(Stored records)
____
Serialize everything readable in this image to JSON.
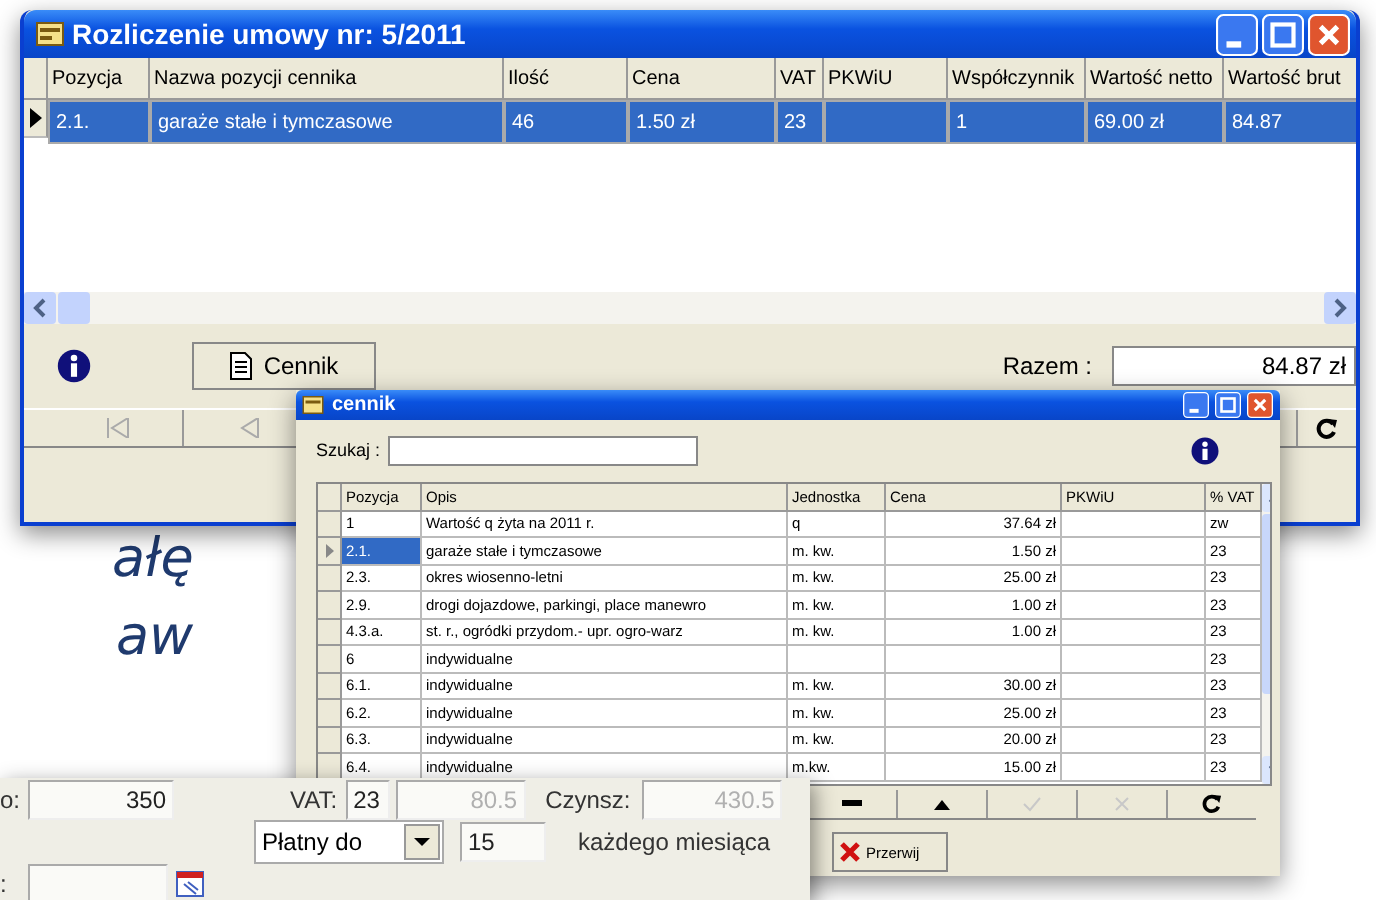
{
  "background_text": [
    "ałę",
    "aw"
  ],
  "main_window": {
    "title": "Rozliczenie umowy nr: 5/2011",
    "table": {
      "columns": [
        "Pozycja",
        "Nazwa pozycji cennika",
        "Ilość",
        "Cena",
        "VAT",
        "PKWiU",
        "Współczynnik",
        "Wartość netto",
        "Wartość brut"
      ],
      "rows": [
        {
          "selected": true,
          "cells": [
            "2.1.",
            "garaże stałe i tymczasowe",
            "46",
            "1.50 zł",
            "23",
            "",
            "1",
            "69.00 zł",
            "84.87"
          ]
        }
      ]
    },
    "cennik_button": "Cennik",
    "total_label": "Razem :",
    "total_value": "84.87 zł"
  },
  "cennik_window": {
    "title": "cennik",
    "search_label": "Szukaj :",
    "table": {
      "columns": [
        "Pozycja",
        "Opis",
        "Jednostka",
        "Cena",
        "PKWiU",
        "% VAT"
      ],
      "rows": [
        {
          "selected": false,
          "cells": [
            "1",
            "Wartość q żyta na 2011 r.",
            "q",
            "37.64 zł",
            "",
            "zw"
          ]
        },
        {
          "selected": true,
          "cells": [
            "2.1.",
            "garaże stałe i tymczasowe",
            "m. kw.",
            "1.50 zł",
            "",
            "23"
          ]
        },
        {
          "selected": false,
          "cells": [
            "2.3.",
            "okres wiosenno-letni",
            "m. kw.",
            "25.00 zł",
            "",
            "23"
          ]
        },
        {
          "selected": false,
          "cells": [
            "2.9.",
            "drogi dojazdowe, parkingi, place manewro",
            "m. kw.",
            "1.00 zł",
            "",
            "23"
          ]
        },
        {
          "selected": false,
          "cells": [
            "4.3.a.",
            "st. r., ogródki przydom.- upr. ogro-warz",
            "m. kw.",
            "1.00 zł",
            "",
            "23"
          ]
        },
        {
          "selected": false,
          "cells": [
            "6",
            "indywidualne",
            "",
            "",
            "",
            "23"
          ]
        },
        {
          "selected": false,
          "cells": [
            "6.1.",
            "indywidualne",
            "m. kw.",
            "30.00 zł",
            "",
            "23"
          ]
        },
        {
          "selected": false,
          "cells": [
            "6.2.",
            "indywidualne",
            "m. kw.",
            "25.00 zł",
            "",
            "23"
          ]
        },
        {
          "selected": false,
          "cells": [
            "6.3.",
            "indywidualne",
            "m. kw.",
            "20.00 zł",
            "",
            "23"
          ]
        },
        {
          "selected": false,
          "cells": [
            "6.4.",
            "indywidualne",
            "m.kw.",
            "15.00 zł",
            "",
            "23"
          ]
        }
      ]
    },
    "cancel_button": "Przerwij"
  },
  "form_panel": {
    "amount_label": "o:",
    "amount": {
      "value": "350",
      "disabled": false
    },
    "vat_label": "VAT:",
    "vat_rate": {
      "value": "23",
      "disabled": false
    },
    "vat_amount": {
      "value": "80.5",
      "disabled": true
    },
    "rent_label": "Czynsz:",
    "rent": {
      "value": "430.5",
      "disabled": true
    },
    "payment_select": "Płatny do",
    "day": {
      "value": "15",
      "disabled": false
    },
    "day_suffix": "każdego miesiąca",
    "date_label": ":"
  }
}
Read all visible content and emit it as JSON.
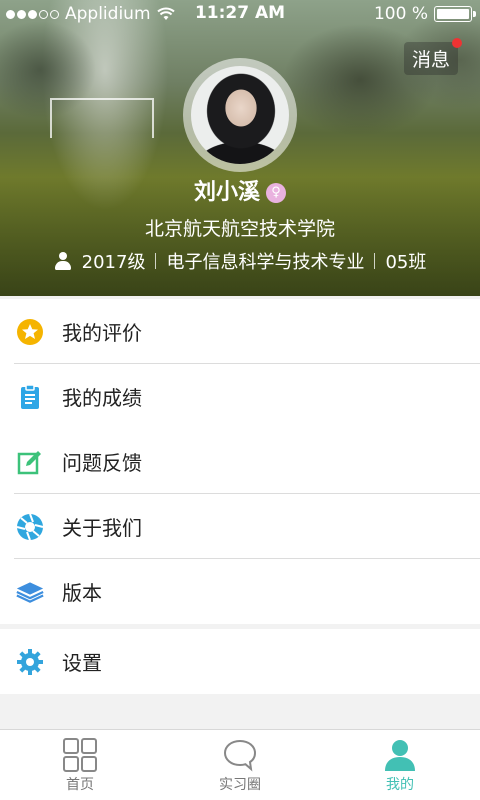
{
  "status_bar": {
    "carrier": "Applidium",
    "time": "11:27 AM",
    "battery": "100 %",
    "signal_dots_filled": 3,
    "signal_dots_total": 5
  },
  "header": {
    "messages_label": "消息",
    "messages_has_unread": true,
    "username": "刘小溪",
    "gender_icon": "female-icon",
    "school": "北京航天航空技术学院",
    "grade": "2017级",
    "major": "电子信息科学与技术专业",
    "class": "05班"
  },
  "menu": {
    "groups": [
      [
        {
          "label": "我的评价",
          "icon": "star-icon",
          "color": "#f5b400"
        },
        {
          "label": "我的成绩",
          "icon": "clipboard-icon",
          "color": "#2ea6e6"
        }
      ],
      [
        {
          "label": "问题反馈",
          "icon": "edit-icon",
          "color": "#3cc27a"
        },
        {
          "label": "关于我们",
          "icon": "aperture-icon",
          "color": "#2fa7df"
        },
        {
          "label": "版本",
          "icon": "layers-icon",
          "color": "#3d8ede"
        }
      ],
      [
        {
          "label": "设置",
          "icon": "gear-icon",
          "color": "#33a4dc"
        }
      ]
    ]
  },
  "tabbar": {
    "tabs": [
      {
        "label": "首页",
        "icon": "grid-icon",
        "active": false
      },
      {
        "label": "实习圈",
        "icon": "chat-bubble-icon",
        "active": false
      },
      {
        "label": "我的",
        "icon": "person-icon",
        "active": true
      }
    ],
    "active_color": "#42c0b4"
  }
}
____
** WHAT IS EXPECTED **
Using the records given above, list every line that includes the word "icon".

** RESPONSE **
    "gender_icon": "female-icon",
          "icon": "star-icon",
          "icon": "clipboard-icon",
          "icon": "edit-icon",
          "icon": "aperture-icon",
          "icon": "layers-icon",
          "icon": "gear-icon",
        "icon": "grid-icon",
        "icon": "chat-bubble-icon",
        "icon": "person-icon",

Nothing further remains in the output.